What needs to be done: Transcribe each entry below exactly. Pictures do not go in the copy.

(Data excerpts)
[start]
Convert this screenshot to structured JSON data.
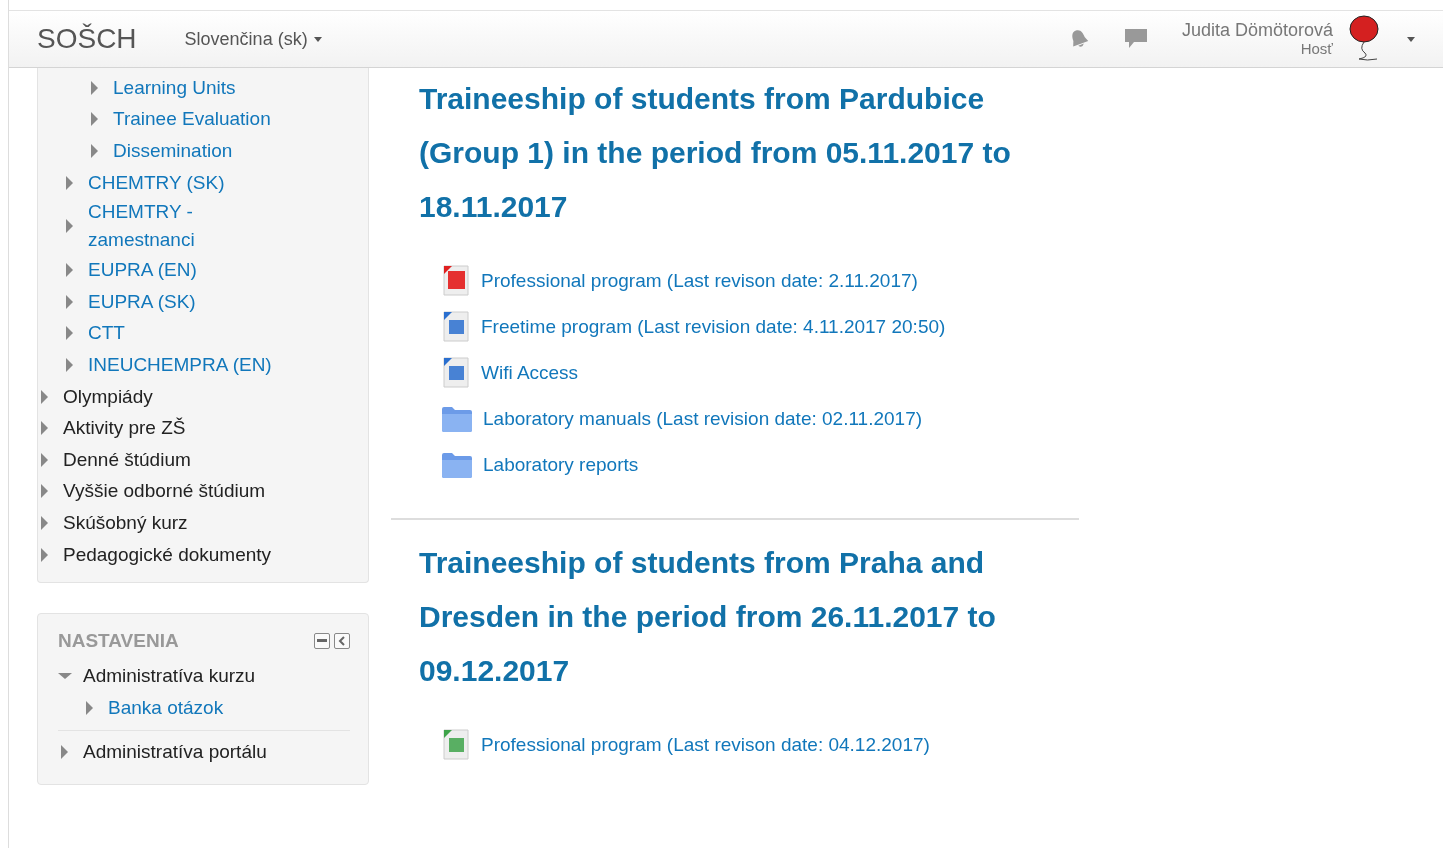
{
  "navbar": {
    "brand": "SOŠCH",
    "language": "Slovenčina (sk)",
    "user_name": "Judita Dömötorová",
    "user_role": "Hosť"
  },
  "navigation": {
    "items": [
      {
        "children": [
          {
            "children": [
              {
                "label": "Learning Units",
                "kind": "link",
                "expanded": false
              },
              {
                "label": "Trainee Evaluation",
                "kind": "link",
                "expanded": false
              },
              {
                "label": "Dissemination",
                "kind": "link",
                "expanded": false
              }
            ]
          },
          {
            "label": "CHEMTRY (SK)",
            "kind": "link",
            "expanded": false
          },
          {
            "label": "CHEMTRY - zamestnanci",
            "kind": "link",
            "expanded": false
          },
          {
            "label": "EUPRA (EN)",
            "kind": "link",
            "expanded": false
          },
          {
            "label": "EUPRA (SK)",
            "kind": "link",
            "expanded": false
          },
          {
            "label": "CTT",
            "kind": "link",
            "expanded": false
          },
          {
            "label": "INEUCHEMPRA (EN)",
            "kind": "link",
            "expanded": false
          }
        ]
      },
      {
        "label": "Olympiády",
        "kind": "category",
        "expanded": false
      },
      {
        "label": "Aktivity pre ZŠ",
        "kind": "category",
        "expanded": false
      },
      {
        "label": "Denné štúdium",
        "kind": "category",
        "expanded": false
      },
      {
        "label": "Vyššie odborné štúdium",
        "kind": "category",
        "expanded": false
      },
      {
        "label": "Skúšobný kurz",
        "kind": "category",
        "expanded": false
      },
      {
        "label": "Pedagogické dokumenty",
        "kind": "category",
        "expanded": false
      }
    ]
  },
  "settings": {
    "title": "NASTAVENIA",
    "items": [
      {
        "label": "Administratíva kurzu",
        "kind": "category",
        "expanded": true,
        "children": [
          {
            "label": "Banka otázok",
            "kind": "link",
            "expanded": false
          }
        ]
      },
      {
        "label": "Administratíva portálu",
        "kind": "category",
        "expanded": false
      }
    ]
  },
  "sections": [
    {
      "title": "Traineeship of students from Pardubice (Group 1) in the period from 05.11.2017 to 18.11.2017",
      "files": [
        {
          "kind": "pdf",
          "label": "Professional program (Last revison date: 2.11.2017)"
        },
        {
          "kind": "word",
          "label": "Freetime program (Last revision date: 4.11.2017 20:50)"
        },
        {
          "kind": "word",
          "label": "Wifi Access"
        },
        {
          "kind": "folder",
          "label": "Laboratory manuals (Last revision date: 02.11.2017)"
        },
        {
          "kind": "folder",
          "label": "Laboratory reports"
        }
      ]
    },
    {
      "title": "Traineeship of students from Praha and Dresden in the period from 26.11.2017 to 09.12.2017",
      "files": [
        {
          "kind": "excel",
          "label": "Professional program (Last revison date: 04.12.2017)"
        }
      ]
    }
  ]
}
[end]
Answer to this exercise:
Convert this screenshot to structured JSON data.
{
  "navbar": {
    "brand": "SOŠCH",
    "language": "Slovenčina (sk)",
    "user_name": "Judita Dömötorová",
    "user_role": "Hosť"
  },
  "navigation": {
    "items": [
      {
        "children": [
          {
            "children": [
              {
                "label": "Learning Units",
                "kind": "link",
                "expanded": false
              },
              {
                "label": "Trainee Evaluation",
                "kind": "link",
                "expanded": false
              },
              {
                "label": "Dissemination",
                "kind": "link",
                "expanded": false
              }
            ]
          },
          {
            "label": "CHEMTRY (SK)",
            "kind": "link",
            "expanded": false
          },
          {
            "label": "CHEMTRY - zamestnanci",
            "kind": "link",
            "expanded": false
          },
          {
            "label": "EUPRA (EN)",
            "kind": "link",
            "expanded": false
          },
          {
            "label": "EUPRA (SK)",
            "kind": "link",
            "expanded": false
          },
          {
            "label": "CTT",
            "kind": "link",
            "expanded": false
          },
          {
            "label": "INEUCHEMPRA (EN)",
            "kind": "link",
            "expanded": false
          }
        ]
      },
      {
        "label": "Olympiády",
        "kind": "category",
        "expanded": false
      },
      {
        "label": "Aktivity pre ZŠ",
        "kind": "category",
        "expanded": false
      },
      {
        "label": "Denné štúdium",
        "kind": "category",
        "expanded": false
      },
      {
        "label": "Vyššie odborné štúdium",
        "kind": "category",
        "expanded": false
      },
      {
        "label": "Skúšobný kurz",
        "kind": "category",
        "expanded": false
      },
      {
        "label": "Pedagogické dokumenty",
        "kind": "category",
        "expanded": false
      }
    ]
  },
  "settings": {
    "title": "NASTAVENIA",
    "items": [
      {
        "label": "Administratíva kurzu",
        "kind": "category",
        "expanded": true,
        "children": [
          {
            "label": "Banka otázok",
            "kind": "link",
            "expanded": false
          }
        ]
      },
      {
        "label": "Administratíva portálu",
        "kind": "category",
        "expanded": false
      }
    ]
  },
  "sections": [
    {
      "title": "Traineeship of students from Pardubice (Group 1) in the period from 05.11.2017 to 18.11.2017",
      "files": [
        {
          "kind": "pdf",
          "label": "Professional program (Last revison date: 2.11.2017)"
        },
        {
          "kind": "word",
          "label": "Freetime program (Last revision date: 4.11.2017 20:50)"
        },
        {
          "kind": "word",
          "label": "Wifi Access"
        },
        {
          "kind": "folder",
          "label": "Laboratory manuals (Last revision date: 02.11.2017)"
        },
        {
          "kind": "folder",
          "label": "Laboratory reports"
        }
      ]
    },
    {
      "title": "Traineeship of students from Praha and Dresden in the period from 26.11.2017 to 09.12.2017",
      "files": [
        {
          "kind": "excel",
          "label": "Professional program (Last revison date: 04.12.2017)"
        }
      ]
    }
  ]
}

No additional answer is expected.